▸ **Task objective**
Without the pictures, reproduce the records that follow exactly.

** Start **

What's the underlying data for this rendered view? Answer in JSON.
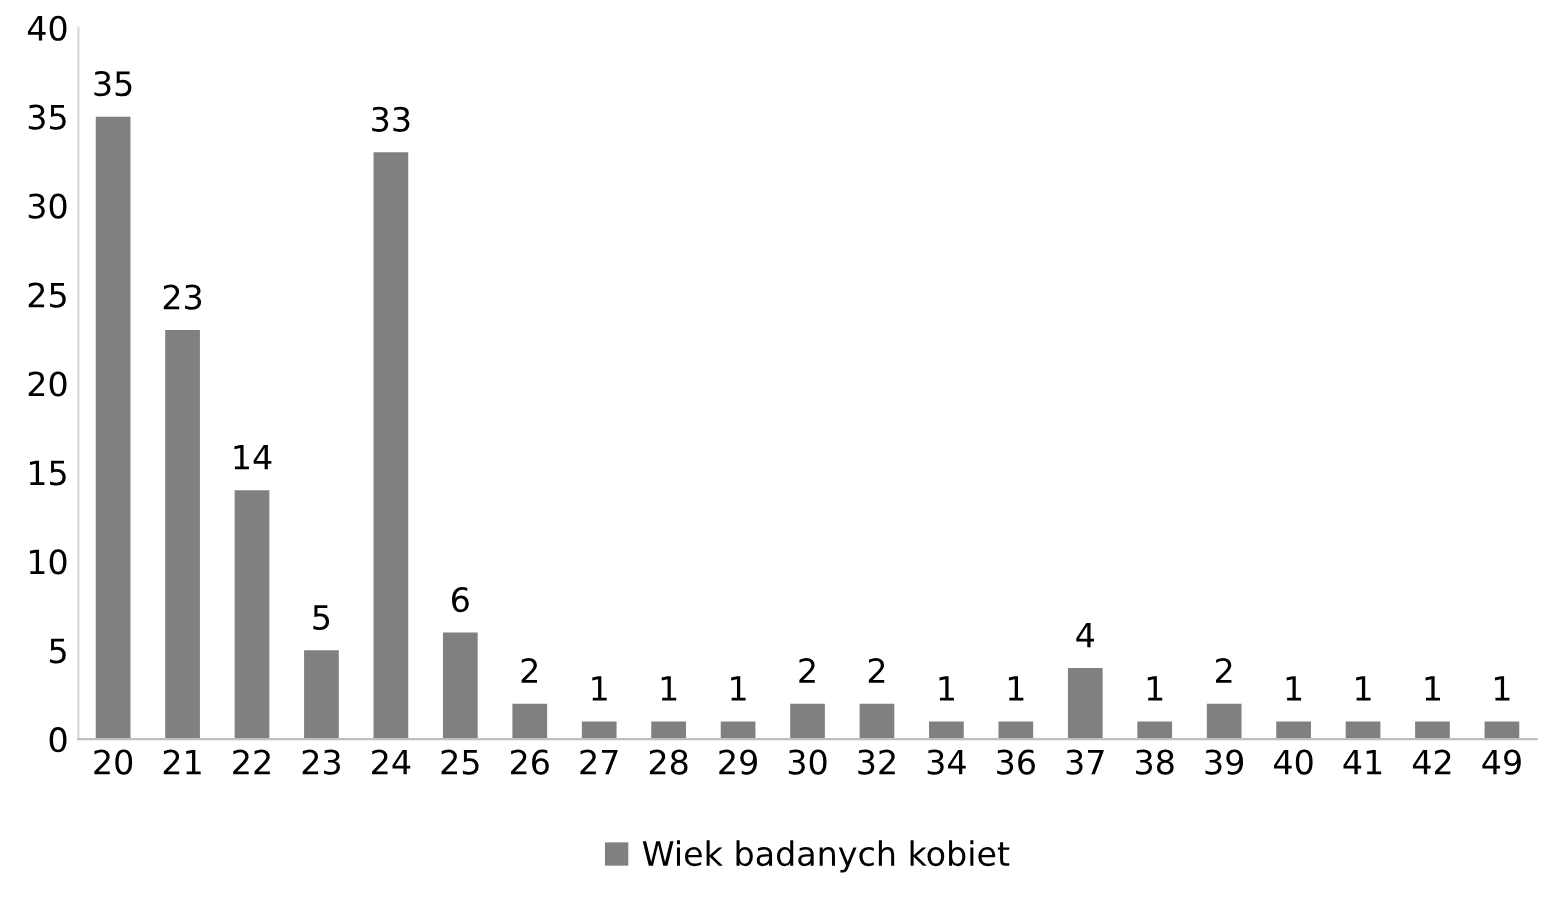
{
  "chart_data": {
    "type": "bar",
    "categories": [
      "20",
      "21",
      "22",
      "23",
      "24",
      "25",
      "26",
      "27",
      "28",
      "29",
      "30",
      "32",
      "34",
      "36",
      "37",
      "38",
      "39",
      "40",
      "41",
      "42",
      "49"
    ],
    "series": [
      {
        "name": "Wiek badanych kobiet",
        "color": "#808080",
        "values": [
          35,
          23,
          14,
          5,
          33,
          6,
          2,
          1,
          1,
          1,
          2,
          2,
          1,
          1,
          4,
          1,
          2,
          1,
          1,
          1,
          1
        ]
      }
    ],
    "ylim": [
      0,
      40
    ],
    "yticks": [
      0,
      5,
      10,
      15,
      20,
      25,
      30,
      35,
      40
    ],
    "data_labels": true,
    "legend": "bottom"
  }
}
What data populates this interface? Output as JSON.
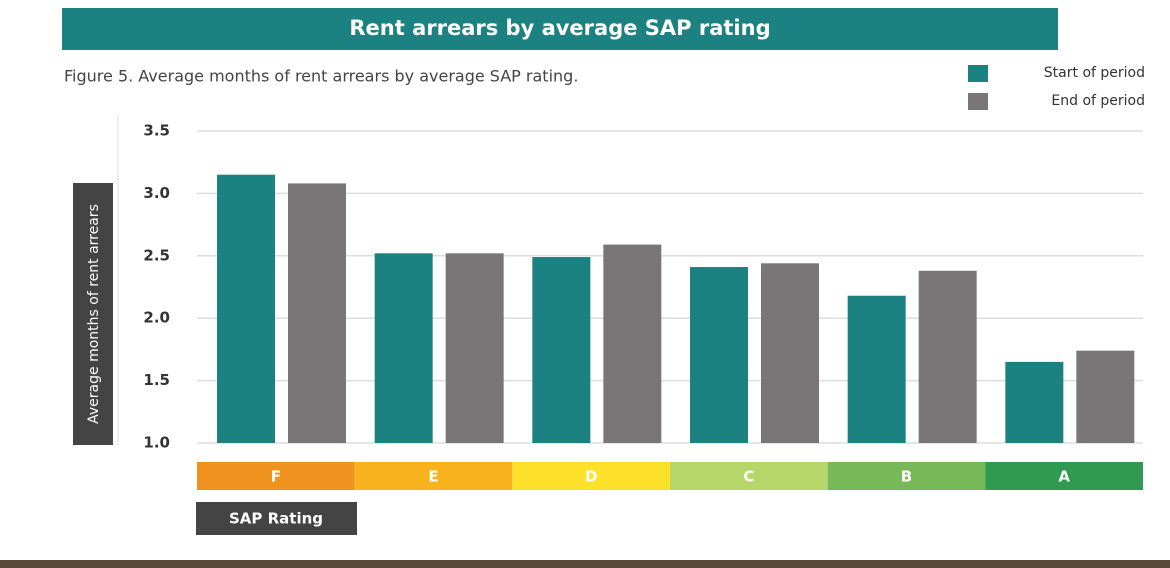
{
  "chart_data": {
    "type": "bar",
    "title": "Rent arrears by average SAP rating",
    "subtitle": "Figure 5. Average months of rent arrears by average SAP rating.",
    "y_label": "Average months of rent arrears",
    "x_label": "SAP Rating",
    "categories": [
      "F",
      "E",
      "D",
      "C",
      "B",
      "A"
    ],
    "category_colors": [
      "#f0921e",
      "#f7b21e",
      "#fde02a",
      "#b7d66a",
      "#77b859",
      "#2f9a50"
    ],
    "series": [
      {
        "name": "Start of period",
        "color": "#1b8281",
        "values": [
          3.15,
          2.52,
          2.49,
          2.41,
          2.18,
          1.65
        ]
      },
      {
        "name": "End of period",
        "color": "#7a7677",
        "values": [
          3.08,
          2.52,
          2.59,
          2.44,
          2.38,
          1.74
        ]
      }
    ],
    "ylim": [
      1,
      3.5
    ],
    "yticks": [
      {
        "value": 1,
        "label": "1.0"
      },
      1.5,
      {
        "value": 2,
        "label": "2.0"
      },
      2.5,
      {
        "value": 3,
        "label": "3.0"
      },
      3.5
    ],
    "grid": true,
    "legend": "top-right"
  }
}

** End **

▸ **Exercise result**
What's the underlying data for this rendered view? Answer in JSON.
{
  "chart_data": {
    "type": "bar",
    "categories": [
      "20",
      "21",
      "22",
      "23",
      "24",
      "25",
      "26",
      "27",
      "28",
      "29",
      "30",
      "32",
      "34",
      "36",
      "37",
      "38",
      "39",
      "40",
      "41",
      "42",
      "49"
    ],
    "series": [
      {
        "name": "Wiek badanych kobiet",
        "color": "#808080",
        "values": [
          35,
          23,
          14,
          5,
          33,
          6,
          2,
          1,
          1,
          1,
          2,
          2,
          1,
          1,
          4,
          1,
          2,
          1,
          1,
          1,
          1
        ]
      }
    ],
    "ylim": [
      0,
      40
    ],
    "yticks": [
      0,
      5,
      10,
      15,
      20,
      25,
      30,
      35,
      40
    ],
    "data_labels": true,
    "legend": "bottom"
  }
}
What data populates this interface? Output as JSON.
{
  "chart_data": {
    "type": "bar",
    "title": "Rent arrears by average SAP rating",
    "subtitle": "Figure 5. Average months of rent arrears by average SAP rating.",
    "y_label": "Average months of rent arrears",
    "x_label": "SAP Rating",
    "categories": [
      "F",
      "E",
      "D",
      "C",
      "B",
      "A"
    ],
    "category_colors": [
      "#f0921e",
      "#f7b21e",
      "#fde02a",
      "#b7d66a",
      "#77b859",
      "#2f9a50"
    ],
    "series": [
      {
        "name": "Start of period",
        "color": "#1b8281",
        "values": [
          3.15,
          2.52,
          2.49,
          2.41,
          2.18,
          1.65
        ]
      },
      {
        "name": "End of period",
        "color": "#7a7677",
        "values": [
          3.08,
          2.52,
          2.59,
          2.44,
          2.38,
          1.74
        ]
      }
    ],
    "ylim": [
      1,
      3.5
    ],
    "yticks": [
      {
        "value": 1,
        "label": "1.0"
      },
      1.5,
      {
        "value": 2,
        "label": "2.0"
      },
      2.5,
      {
        "value": 3,
        "label": "3.0"
      },
      3.5
    ],
    "grid": true,
    "legend": "top-right"
  }
}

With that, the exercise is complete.